#### Short exercise
Repeat, without any change, the entries presented below.

#### Rows

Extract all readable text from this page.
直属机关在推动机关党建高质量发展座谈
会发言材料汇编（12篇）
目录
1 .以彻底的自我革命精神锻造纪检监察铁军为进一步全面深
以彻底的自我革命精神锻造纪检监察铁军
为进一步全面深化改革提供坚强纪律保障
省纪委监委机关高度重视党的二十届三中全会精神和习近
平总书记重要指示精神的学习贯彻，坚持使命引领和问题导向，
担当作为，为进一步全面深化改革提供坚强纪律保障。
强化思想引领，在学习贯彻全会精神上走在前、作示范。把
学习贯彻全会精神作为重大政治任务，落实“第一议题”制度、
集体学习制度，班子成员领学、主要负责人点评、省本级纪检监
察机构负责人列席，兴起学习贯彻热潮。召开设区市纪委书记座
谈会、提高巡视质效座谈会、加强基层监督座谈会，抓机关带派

#### Correct response
Extract all readable text from this page.
直属机关在推动机关党建高质量发展座谈
会发言材料汇编（12篇）
目录
1 .以彻底的自我革命精神锻造纪检监察铁军为进一步全面深
以彻底的自我革命精神锻造纪检监察铁军
为进一步全面深化改革提供坚强纪律保障
省纪委监委机关高度重视党的二十届三中全会精神和习近
平总书记重要指示精神的学习贯彻，坚持使命引领和问题导向，
担当作为，为进一步全面深化改革提供坚强纪律保障。
强化思想引领，在学习贯彻全会精神上走在前、作示范。把
学习贯彻全会精神作为重大政治任务，落实“第一议题”制度、
集体学习制度，班子成员领学、主要负责人点评、省本级纪检监
察机构负责人列席，兴起学习贯彻热潮。召开设区市纪委书记座
谈会、提高巡视质效座谈会、加强基层监督座谈会，抓机关带派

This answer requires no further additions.